BEGIN DOCUMENT PASSAGE
Ollama, the open source tool that lets developers run AI models directly on their own computers, has closed a $65 million Series B led by Theory Ventures. Founder and CEO Jeff Morgan told TechCrunch about the raise, which brings Ollama's total funding to $88 million, following a $15 million Series A led by Benchmark's Peter Fenton.
The numbers behind this company are hard to ignore. Ollama now has 8.9 million developers using it every month, a presence inside 85% of the Fortune 500, and 176,000 stars on GitHub. It is doing all of this with just 14 employees.
What makes this story worth paying attention to is not just the funding. It is what Ollama represents: a wave of open source AI projects that started as beloved community tools and are now turning into real, investor-backed businesses. That shift is happening fast, and Ollama is one of the clearest examples of it.
Ollama launched in 2023, right as open-weight AI models started becoming available to the public. The problem was that those models were built for researchers, not everyday developers. Getting one up and running on your own machine was painful. Ollama fixed that, stripping away the friction and getting models running in minutes. Developers responded. Blog posts, YouTube tutorials, and social media recommendations spread the tool across the community organically.
Morgan and his co-founder Michael Chiang are not new to this kind of problem. The two previously built Kitematic, a startup that was acquired by Docker. They then helped build Docker Desktop, the tool that made containers accessible to developers who did not want to wrestle with complex infrastructure. Docker simplified moving apps between machines and cloud environments by abstracting away hardware configuration. Ollama is doing the same thing for AI models. The parallel is deliberate.
That background is exactly what drew Benchmark's Peter Fenton in during the Series A. “What Jeff and Michael built with Docker is being used by 10 million-plus developers every day,” Fenton said. “The creative powers to create a product that goes to ubiquity for developers is extremely rare.”
END DOCUMENT PASSAGE
• TASK SET:
- 1) In the article about Ollama's funding, how many employees does Ollama have?
- 2) Name every person mentioned in the Ollama funding article.
- 3) Write out the Ollama funding article word for word from "The numbers behind" to "just 14 employees.".
The listing comes from a separate source.
BEGIN EXTRACTED INFORMATION
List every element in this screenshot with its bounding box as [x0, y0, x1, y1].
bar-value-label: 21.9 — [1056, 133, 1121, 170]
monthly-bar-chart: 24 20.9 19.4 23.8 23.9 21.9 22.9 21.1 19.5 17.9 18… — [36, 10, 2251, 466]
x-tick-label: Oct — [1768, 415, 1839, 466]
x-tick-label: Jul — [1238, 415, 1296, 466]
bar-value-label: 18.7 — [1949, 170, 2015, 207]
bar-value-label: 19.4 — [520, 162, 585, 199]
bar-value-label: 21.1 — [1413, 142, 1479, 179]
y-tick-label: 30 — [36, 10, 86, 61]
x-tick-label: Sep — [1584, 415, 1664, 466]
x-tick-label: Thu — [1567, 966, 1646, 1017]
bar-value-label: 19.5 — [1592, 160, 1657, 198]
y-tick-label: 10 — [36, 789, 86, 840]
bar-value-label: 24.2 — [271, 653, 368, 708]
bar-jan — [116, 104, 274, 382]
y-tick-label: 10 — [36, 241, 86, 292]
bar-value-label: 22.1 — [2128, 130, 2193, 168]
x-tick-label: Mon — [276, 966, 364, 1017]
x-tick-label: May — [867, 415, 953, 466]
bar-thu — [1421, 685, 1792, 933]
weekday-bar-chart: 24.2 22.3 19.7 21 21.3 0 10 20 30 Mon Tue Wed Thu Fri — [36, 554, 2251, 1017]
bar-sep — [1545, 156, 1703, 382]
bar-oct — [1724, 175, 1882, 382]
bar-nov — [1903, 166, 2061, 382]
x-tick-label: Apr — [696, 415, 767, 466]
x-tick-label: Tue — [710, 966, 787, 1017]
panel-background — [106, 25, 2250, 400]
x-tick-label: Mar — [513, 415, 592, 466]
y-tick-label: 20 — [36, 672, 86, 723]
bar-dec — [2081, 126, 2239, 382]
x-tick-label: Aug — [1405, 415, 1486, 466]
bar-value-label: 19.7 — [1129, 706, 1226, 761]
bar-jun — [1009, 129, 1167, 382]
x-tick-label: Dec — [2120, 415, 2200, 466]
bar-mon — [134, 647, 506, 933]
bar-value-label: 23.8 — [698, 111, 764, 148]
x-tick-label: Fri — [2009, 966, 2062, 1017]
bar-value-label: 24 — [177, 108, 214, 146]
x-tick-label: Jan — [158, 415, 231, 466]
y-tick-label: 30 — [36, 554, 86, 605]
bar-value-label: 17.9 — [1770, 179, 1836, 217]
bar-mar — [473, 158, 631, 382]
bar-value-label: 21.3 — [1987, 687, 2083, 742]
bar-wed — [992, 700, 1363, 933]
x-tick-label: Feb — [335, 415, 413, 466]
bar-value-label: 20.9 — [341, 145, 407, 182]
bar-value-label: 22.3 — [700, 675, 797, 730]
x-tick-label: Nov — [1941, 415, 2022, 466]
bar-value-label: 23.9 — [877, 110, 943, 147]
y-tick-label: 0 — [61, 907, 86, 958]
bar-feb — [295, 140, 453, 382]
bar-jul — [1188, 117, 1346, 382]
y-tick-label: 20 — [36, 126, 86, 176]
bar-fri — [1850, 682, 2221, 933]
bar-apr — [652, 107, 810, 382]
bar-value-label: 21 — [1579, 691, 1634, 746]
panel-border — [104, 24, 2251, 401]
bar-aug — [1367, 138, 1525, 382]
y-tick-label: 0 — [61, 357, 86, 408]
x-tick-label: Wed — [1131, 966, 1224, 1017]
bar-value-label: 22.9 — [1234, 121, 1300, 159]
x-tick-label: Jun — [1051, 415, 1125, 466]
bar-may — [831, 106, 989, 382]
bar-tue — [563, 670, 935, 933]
END EXTRACTED INFORMATION
• SOLUTIONS FOR EACH TASK:
- 1) 14

- 2) Jeff Morgan, Michael Chiang, Peter Fenton

- 3)
The numbers behind this company are hard to ignore. Ollama now has 8.9 million developers using it every month, a presence inside 85% of the Fortune 500, and 176,000 stars on GitHub. It is doing all of this with just 14 employees.